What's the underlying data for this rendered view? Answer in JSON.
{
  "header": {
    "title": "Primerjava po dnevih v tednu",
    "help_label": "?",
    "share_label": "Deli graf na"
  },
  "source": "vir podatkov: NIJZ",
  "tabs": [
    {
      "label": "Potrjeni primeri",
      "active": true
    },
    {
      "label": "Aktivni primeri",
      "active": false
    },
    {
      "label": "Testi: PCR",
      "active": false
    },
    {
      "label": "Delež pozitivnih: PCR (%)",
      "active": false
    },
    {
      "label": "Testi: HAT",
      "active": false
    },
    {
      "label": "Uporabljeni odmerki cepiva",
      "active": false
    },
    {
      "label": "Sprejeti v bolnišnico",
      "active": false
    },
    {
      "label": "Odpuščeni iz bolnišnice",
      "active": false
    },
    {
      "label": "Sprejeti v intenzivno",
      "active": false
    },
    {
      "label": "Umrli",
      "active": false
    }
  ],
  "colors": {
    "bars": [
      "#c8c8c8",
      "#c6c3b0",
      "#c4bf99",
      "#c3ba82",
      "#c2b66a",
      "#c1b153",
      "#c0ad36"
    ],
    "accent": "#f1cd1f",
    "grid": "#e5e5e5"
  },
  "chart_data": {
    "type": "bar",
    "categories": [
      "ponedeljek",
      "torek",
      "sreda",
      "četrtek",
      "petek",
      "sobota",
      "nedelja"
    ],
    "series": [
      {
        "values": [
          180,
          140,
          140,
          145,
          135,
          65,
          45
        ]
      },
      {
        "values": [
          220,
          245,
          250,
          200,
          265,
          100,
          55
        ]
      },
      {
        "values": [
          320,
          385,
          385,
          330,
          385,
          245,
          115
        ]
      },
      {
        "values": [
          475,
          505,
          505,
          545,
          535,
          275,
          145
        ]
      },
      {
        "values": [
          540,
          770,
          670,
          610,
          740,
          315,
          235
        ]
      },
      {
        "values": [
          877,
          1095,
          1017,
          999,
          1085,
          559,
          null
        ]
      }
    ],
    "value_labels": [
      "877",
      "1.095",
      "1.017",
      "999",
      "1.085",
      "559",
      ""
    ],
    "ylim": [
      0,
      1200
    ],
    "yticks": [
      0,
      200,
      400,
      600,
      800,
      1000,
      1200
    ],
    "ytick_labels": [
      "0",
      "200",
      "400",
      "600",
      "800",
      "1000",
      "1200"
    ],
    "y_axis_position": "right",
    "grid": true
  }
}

Problem statement: From the records above, pull out every line containing the word "Sprejeti".

Answer to this task:
      "label": "Sprejeti v bolnišnico",
      "label": "Sprejeti v intenzivno",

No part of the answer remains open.